-- start of Data in this exercise --

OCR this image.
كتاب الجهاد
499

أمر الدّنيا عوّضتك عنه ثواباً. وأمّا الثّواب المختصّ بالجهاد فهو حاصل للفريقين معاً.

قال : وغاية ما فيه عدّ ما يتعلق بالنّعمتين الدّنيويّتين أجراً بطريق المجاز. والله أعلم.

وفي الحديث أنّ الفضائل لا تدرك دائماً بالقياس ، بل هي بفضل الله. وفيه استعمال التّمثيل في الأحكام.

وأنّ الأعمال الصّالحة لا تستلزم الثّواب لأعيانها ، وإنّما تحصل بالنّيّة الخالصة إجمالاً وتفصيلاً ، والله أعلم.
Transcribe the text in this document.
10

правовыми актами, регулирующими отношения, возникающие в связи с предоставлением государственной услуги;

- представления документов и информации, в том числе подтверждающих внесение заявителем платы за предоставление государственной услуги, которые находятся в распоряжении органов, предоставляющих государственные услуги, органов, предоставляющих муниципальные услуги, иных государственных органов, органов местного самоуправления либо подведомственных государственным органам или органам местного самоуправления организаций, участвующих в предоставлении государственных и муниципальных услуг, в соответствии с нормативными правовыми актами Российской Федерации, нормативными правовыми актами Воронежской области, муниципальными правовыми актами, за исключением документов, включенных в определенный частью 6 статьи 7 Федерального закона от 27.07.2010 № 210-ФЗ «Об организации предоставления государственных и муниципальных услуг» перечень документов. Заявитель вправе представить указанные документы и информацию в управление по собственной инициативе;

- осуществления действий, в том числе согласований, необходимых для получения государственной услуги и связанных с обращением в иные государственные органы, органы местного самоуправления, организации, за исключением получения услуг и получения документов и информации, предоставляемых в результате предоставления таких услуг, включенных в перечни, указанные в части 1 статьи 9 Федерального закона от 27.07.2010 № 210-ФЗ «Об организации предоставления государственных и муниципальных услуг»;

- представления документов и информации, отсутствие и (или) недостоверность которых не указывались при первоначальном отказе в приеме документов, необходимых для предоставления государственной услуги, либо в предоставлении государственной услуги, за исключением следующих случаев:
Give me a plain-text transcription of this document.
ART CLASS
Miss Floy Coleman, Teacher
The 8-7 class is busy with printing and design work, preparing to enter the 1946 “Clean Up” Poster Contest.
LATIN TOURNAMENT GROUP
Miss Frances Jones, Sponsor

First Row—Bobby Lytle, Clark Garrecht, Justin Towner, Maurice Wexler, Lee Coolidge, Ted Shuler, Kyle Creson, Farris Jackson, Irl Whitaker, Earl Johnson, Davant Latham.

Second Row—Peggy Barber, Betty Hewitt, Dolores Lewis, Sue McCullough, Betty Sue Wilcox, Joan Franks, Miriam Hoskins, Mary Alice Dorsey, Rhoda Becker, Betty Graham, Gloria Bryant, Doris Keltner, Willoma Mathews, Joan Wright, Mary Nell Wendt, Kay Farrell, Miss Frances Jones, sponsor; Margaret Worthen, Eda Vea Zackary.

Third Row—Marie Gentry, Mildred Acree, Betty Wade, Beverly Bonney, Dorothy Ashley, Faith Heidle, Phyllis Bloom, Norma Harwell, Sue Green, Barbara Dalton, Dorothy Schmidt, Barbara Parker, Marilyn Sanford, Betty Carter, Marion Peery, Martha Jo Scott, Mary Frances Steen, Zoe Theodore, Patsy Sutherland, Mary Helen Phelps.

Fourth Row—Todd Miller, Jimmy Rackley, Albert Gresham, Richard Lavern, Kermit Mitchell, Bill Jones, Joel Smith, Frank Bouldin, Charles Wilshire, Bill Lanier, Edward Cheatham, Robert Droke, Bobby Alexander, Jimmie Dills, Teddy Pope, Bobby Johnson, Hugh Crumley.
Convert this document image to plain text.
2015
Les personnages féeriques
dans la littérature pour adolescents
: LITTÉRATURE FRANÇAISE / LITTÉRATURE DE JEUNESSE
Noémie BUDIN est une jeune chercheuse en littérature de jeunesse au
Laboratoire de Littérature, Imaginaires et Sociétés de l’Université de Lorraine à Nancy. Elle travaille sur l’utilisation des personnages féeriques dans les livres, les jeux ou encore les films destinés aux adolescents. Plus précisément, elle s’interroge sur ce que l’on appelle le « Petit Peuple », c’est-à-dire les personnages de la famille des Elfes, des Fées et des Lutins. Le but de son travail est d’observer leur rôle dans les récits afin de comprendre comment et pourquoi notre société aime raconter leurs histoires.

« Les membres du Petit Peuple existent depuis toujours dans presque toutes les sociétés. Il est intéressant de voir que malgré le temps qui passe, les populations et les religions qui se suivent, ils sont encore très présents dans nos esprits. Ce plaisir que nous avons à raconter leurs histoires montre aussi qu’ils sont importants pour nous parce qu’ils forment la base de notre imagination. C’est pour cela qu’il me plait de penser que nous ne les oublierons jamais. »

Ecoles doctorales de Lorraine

-- end of Data in this exercise --

* _Exercise description_:
Include both ends. Return the line holding "Convert this document image to plain text." and all lines after it in the records above, exactly as written.

* _Answer for the task_:
Convert this document image to plain text.
2015
Les personnages féeriques
dans la littérature pour adolescents
: LITTÉRATURE FRANÇAISE / LITTÉRATURE DE JEUNESSE
Noémie BUDIN est une jeune chercheuse en littérature de jeunesse au
Laboratoire de Littérature, Imaginaires et Sociétés de l’Université de Lorraine à Nancy. Elle travaille sur l’utilisation des personnages féeriques dans les livres, les jeux ou encore les films destinés aux adolescents. Plus précisément, elle s’interroge sur ce que l’on appelle le « Petit Peuple », c’est-à-dire les personnages de la famille des Elfes, des Fées et des Lutins. Le but de son travail est d’observer leur rôle dans les récits afin de comprendre comment et pourquoi notre société aime raconter leurs histoires.

« Les membres du Petit Peuple existent depuis toujours dans presque toutes les sociétés. Il est intéressant de voir que malgré le temps qui passe, les populations et les religions qui se suivent, ils sont encore très présents dans nos esprits. Ce plaisir que nous avons à raconter leurs histoires montre aussi qu’ils sont importants pour nous parce qu’ils forment la base de notre imagination. C’est pour cela qu’il me plait de penser que nous ne les oublierons jamais. »

Ecoles doctorales de Lorraine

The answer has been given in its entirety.